[Set problem]
For each line that holds "metastasis", copy the line out.

==== Records for this exercise

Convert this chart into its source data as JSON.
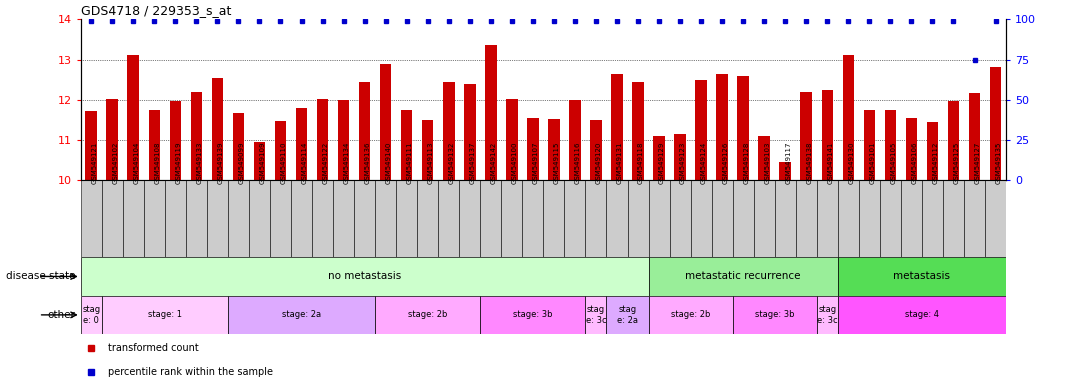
{
  "title": "GDS4718 / 229353_s_at",
  "samples": [
    "GSM549121",
    "GSM549102",
    "GSM549104",
    "GSM549108",
    "GSM549119",
    "GSM549133",
    "GSM549139",
    "GSM549099",
    "GSM549109",
    "GSM549110",
    "GSM549114",
    "GSM549122",
    "GSM549134",
    "GSM549136",
    "GSM549140",
    "GSM549111",
    "GSM549113",
    "GSM549132",
    "GSM549137",
    "GSM549142",
    "GSM549100",
    "GSM549107",
    "GSM549115",
    "GSM549116",
    "GSM549120",
    "GSM549131",
    "GSM549118",
    "GSM549129",
    "GSM549123",
    "GSM549124",
    "GSM549126",
    "GSM549128",
    "GSM549103",
    "GSM549117",
    "GSM549138",
    "GSM549141",
    "GSM549130",
    "GSM549101",
    "GSM549105",
    "GSM549106",
    "GSM549112",
    "GSM549125",
    "GSM549127",
    "GSM549135"
  ],
  "bar_values": [
    11.72,
    12.02,
    13.12,
    11.75,
    11.97,
    12.2,
    12.55,
    11.68,
    10.95,
    11.47,
    11.8,
    12.02,
    11.99,
    12.45,
    12.9,
    11.75,
    11.5,
    12.45,
    12.4,
    13.35,
    12.02,
    11.55,
    11.52,
    12.0,
    11.5,
    12.65,
    12.45,
    11.1,
    11.15,
    12.5,
    12.65,
    12.6,
    11.1,
    10.45,
    12.2,
    12.25,
    13.1,
    11.75,
    11.75,
    11.55,
    11.45,
    11.98,
    12.18,
    12.82
  ],
  "percentile_values": [
    99,
    99,
    99,
    99,
    99,
    99,
    99,
    99,
    99,
    99,
    99,
    99,
    99,
    99,
    99,
    99,
    99,
    99,
    99,
    99,
    99,
    99,
    99,
    99,
    99,
    99,
    99,
    99,
    99,
    99,
    99,
    99,
    99,
    99,
    99,
    99,
    99,
    99,
    99,
    99,
    99,
    99,
    75,
    99
  ],
  "bar_color": "#cc0000",
  "percentile_color": "#0000cc",
  "ylim_left": [
    10,
    14
  ],
  "ylim_right": [
    0,
    100
  ],
  "yticks_left": [
    10,
    11,
    12,
    13,
    14
  ],
  "yticks_right": [
    0,
    25,
    50,
    75,
    100
  ],
  "grid_yticks": [
    11,
    12,
    13
  ],
  "disease_state_groups": [
    {
      "label": "no metastasis",
      "start": 0,
      "end": 27,
      "color": "#ccffcc"
    },
    {
      "label": "metastatic recurrence",
      "start": 27,
      "end": 36,
      "color": "#99ee99"
    },
    {
      "label": "metastasis",
      "start": 36,
      "end": 44,
      "color": "#55dd55"
    }
  ],
  "stage_groups": [
    {
      "label": "stag\ne: 0",
      "start": 0,
      "end": 1,
      "color": "#ffccff"
    },
    {
      "label": "stage: 1",
      "start": 1,
      "end": 7,
      "color": "#ffccff"
    },
    {
      "label": "stage: 2a",
      "start": 7,
      "end": 14,
      "color": "#ddaaff"
    },
    {
      "label": "stage: 2b",
      "start": 14,
      "end": 19,
      "color": "#ffaaff"
    },
    {
      "label": "stage: 3b",
      "start": 19,
      "end": 24,
      "color": "#ff88ff"
    },
    {
      "label": "stag\ne: 3c",
      "start": 24,
      "end": 25,
      "color": "#ffbbff"
    },
    {
      "label": "stag\ne: 2a",
      "start": 25,
      "end": 27,
      "color": "#ddaaff"
    },
    {
      "label": "stage: 2b",
      "start": 27,
      "end": 31,
      "color": "#ffaaff"
    },
    {
      "label": "stage: 3b",
      "start": 31,
      "end": 35,
      "color": "#ff88ff"
    },
    {
      "label": "stag\ne: 3c",
      "start": 35,
      "end": 36,
      "color": "#ffbbff"
    },
    {
      "label": "stage: 4",
      "start": 36,
      "end": 44,
      "color": "#ff55ff"
    }
  ],
  "legend_items": [
    {
      "label": "transformed count",
      "color": "#cc0000"
    },
    {
      "label": "percentile rank within the sample",
      "color": "#0000cc"
    }
  ],
  "background_color": "#ffffff",
  "tick_label_bg": "#cccccc"
}
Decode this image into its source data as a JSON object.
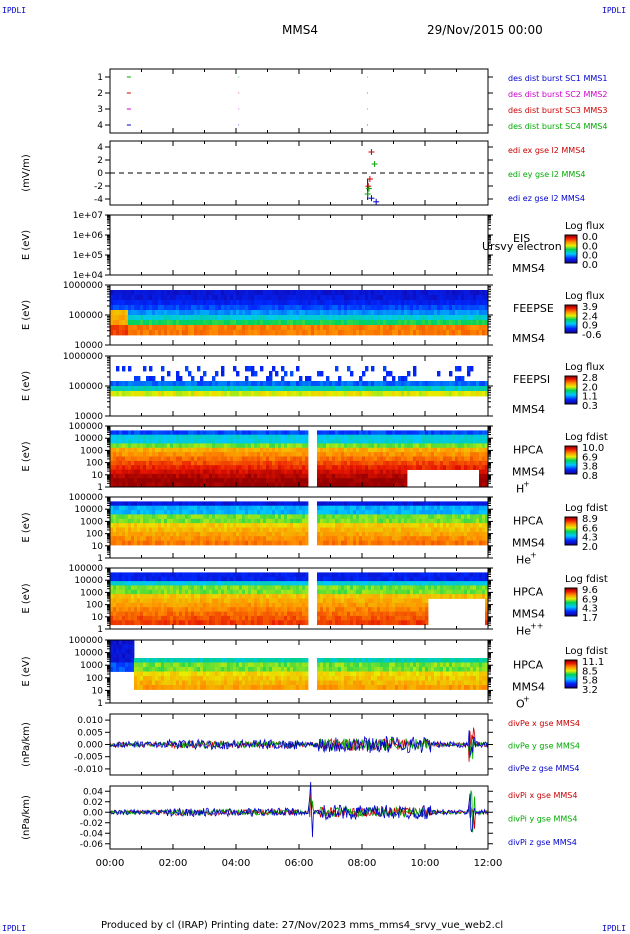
{
  "page": {
    "corner_tl": "IPDLI",
    "corner_tr": "IPDLI",
    "corner_bl": "IPDLI",
    "corner_br": "IPDLI",
    "spacecraft": "MMS4",
    "date": "29/Nov/2015 00:00",
    "footer": "Produced by cl (IRAP)   Printing date: 27/Nov/2023   mms_mms4_srvy_vue_web2.cl"
  },
  "chart_data": [
    {
      "type": "scatter",
      "name": "burst-flags",
      "yticks": [
        "1",
        "2",
        "3",
        "4"
      ],
      "ylim": [
        0.5,
        4.5
      ],
      "legend": [
        {
          "label": "des dist burst SC1 MMS1",
          "color": "#0000cc"
        },
        {
          "label": "des dist burst SC2 MMS2",
          "color": "#cc00cc"
        },
        {
          "label": "des dist burst SC3 MMS3",
          "color": "#cc0000"
        },
        {
          "label": "des dist burst SC4 MMS4",
          "color": "#00aa00"
        }
      ]
    },
    {
      "type": "line",
      "name": "edi-efield",
      "ylabel": "(mV/m)",
      "yticks": [
        "4",
        "2",
        "0",
        "-2",
        "-4"
      ],
      "ylim": [
        -5,
        5
      ],
      "legend": [
        {
          "label": "edi ex gse l2 MMS4",
          "color": "#cc0000"
        },
        {
          "label": "edi ey gse l2 MMS4",
          "color": "#00aa00"
        },
        {
          "label": "edi ez gse l2 MMS4",
          "color": "#0000cc"
        }
      ]
    },
    {
      "type": "heatmap",
      "name": "eis",
      "ylabel": "E (eV)",
      "yticks": [
        "1e+07",
        "1e+06",
        "1e+05",
        "1e+04"
      ],
      "instrument": "EIS",
      "overlay_text": "Ursvy electron to",
      "spacecraft": "MMS4",
      "cbar_title": "Log flux",
      "cbar_ticks": [
        "0.0",
        "0.0",
        "0.0",
        "0.0"
      ]
    },
    {
      "type": "heatmap",
      "name": "feeps-electron",
      "ylabel": "E (eV)",
      "yticks": [
        "1000000",
        "100000",
        "10000"
      ],
      "instrument": "FEEPSE",
      "spacecraft": "MMS4",
      "cbar_title": "Log flux",
      "cbar_ticks": [
        "3.9",
        "2.4",
        "0.9",
        "-0.6"
      ]
    },
    {
      "type": "heatmap",
      "name": "feeps-ion",
      "ylabel": "E (eV)",
      "yticks": [
        "1000000",
        "100000",
        "10000"
      ],
      "instrument": "FEEPSI",
      "spacecraft": "MMS4",
      "cbar_title": "Log flux",
      "cbar_ticks": [
        "2.8",
        "2.0",
        "1.1",
        "0.3"
      ]
    },
    {
      "type": "heatmap",
      "name": "hpca-h",
      "ylabel": "E (eV)",
      "yticks": [
        "100000",
        "10000",
        "1000",
        "100",
        "10",
        "1"
      ],
      "instrument": "HPCA",
      "spacecraft": "MMS4",
      "species": "H",
      "charge": "+",
      "cbar_title": "Log fdist",
      "cbar_ticks": [
        "10.0",
        "6.9",
        "3.8",
        "0.8"
      ]
    },
    {
      "type": "heatmap",
      "name": "hpca-he",
      "ylabel": "E (eV)",
      "yticks": [
        "100000",
        "10000",
        "1000",
        "100",
        "10",
        "1"
      ],
      "instrument": "HPCA",
      "spacecraft": "MMS4",
      "species": "He",
      "charge": "+",
      "cbar_title": "Log fdist",
      "cbar_ticks": [
        "8.9",
        "6.6",
        "4.3",
        "2.0"
      ]
    },
    {
      "type": "heatmap",
      "name": "hpca-hepp",
      "ylabel": "E (eV)",
      "yticks": [
        "100000",
        "10000",
        "1000",
        "100",
        "10",
        "1"
      ],
      "instrument": "HPCA",
      "spacecraft": "MMS4",
      "species": "He",
      "charge": "++",
      "cbar_title": "Log fdist",
      "cbar_ticks": [
        "9.6",
        "6.9",
        "4.3",
        "1.7"
      ]
    },
    {
      "type": "heatmap",
      "name": "hpca-o",
      "ylabel": "E (eV)",
      "yticks": [
        "100000",
        "10000",
        "1000",
        "100",
        "10",
        "1"
      ],
      "instrument": "HPCA",
      "spacecraft": "MMS4",
      "species": "O",
      "charge": "+",
      "cbar_title": "Log fdist",
      "cbar_ticks": [
        "11.1",
        "8.5",
        "5.8",
        "3.2"
      ]
    },
    {
      "type": "line",
      "name": "dive-pe",
      "ylabel": "(nPa/km)",
      "yticks": [
        "0.010",
        "0.005",
        "0.000",
        "-0.005",
        "-0.010"
      ],
      "ylim": [
        -0.0125,
        0.0125
      ],
      "legend": [
        {
          "label": "divPe x gse MMS4",
          "color": "#cc0000"
        },
        {
          "label": "divPe y gse MMS4",
          "color": "#00aa00"
        },
        {
          "label": "divPe z gse MMS4",
          "color": "#0000cc"
        }
      ]
    },
    {
      "type": "line",
      "name": "dive-pi",
      "ylabel": "(nPa/km)",
      "yticks": [
        "0.04",
        "0.02",
        "0.00",
        "-0.02",
        "-0.04",
        "-0.06"
      ],
      "ylim": [
        -0.07,
        0.05
      ],
      "legend": [
        {
          "label": "divPi x gse MMS4",
          "color": "#cc0000"
        },
        {
          "label": "divPi y gse MMS4",
          "color": "#00aa00"
        },
        {
          "label": "divPi z gse MMS4",
          "color": "#0000cc"
        }
      ]
    }
  ],
  "time_axis": {
    "ticks": [
      "00:00",
      "02:00",
      "04:00",
      "06:00",
      "08:00",
      "10:00",
      "12:00"
    ],
    "xlim_hours": [
      0,
      12
    ]
  }
}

========

[Solution to this exercise]
      "label": "no metastasis",
      "label": "metastasis",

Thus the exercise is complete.